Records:
|---|

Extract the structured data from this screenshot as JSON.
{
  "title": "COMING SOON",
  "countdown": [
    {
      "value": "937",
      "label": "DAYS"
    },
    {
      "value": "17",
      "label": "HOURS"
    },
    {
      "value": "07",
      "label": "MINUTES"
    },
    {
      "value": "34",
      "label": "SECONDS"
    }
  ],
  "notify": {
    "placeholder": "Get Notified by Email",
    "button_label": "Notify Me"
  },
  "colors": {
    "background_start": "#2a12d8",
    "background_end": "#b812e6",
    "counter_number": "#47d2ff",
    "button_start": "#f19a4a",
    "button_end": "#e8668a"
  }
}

|---|

● WRITTEN PROBLEM:
Output every entry shown above, exactly.

● WRITTEN SOLUTION:
Extract the structured data from this screenshot as JSON.
{
  "title": "COMING SOON",
  "countdown": [
    {
      "value": "937",
      "label": "DAYS"
    },
    {
      "value": "17",
      "label": "HOURS"
    },
    {
      "value": "07",
      "label": "MINUTES"
    },
    {
      "value": "34",
      "label": "SECONDS"
    }
  ],
  "notify": {
    "placeholder": "Get Notified by Email",
    "button_label": "Notify Me"
  },
  "colors": {
    "background_start": "#2a12d8",
    "background_end": "#b812e6",
    "counter_number": "#47d2ff",
    "button_start": "#f19a4a",
    "button_end": "#e8668a"
  }
}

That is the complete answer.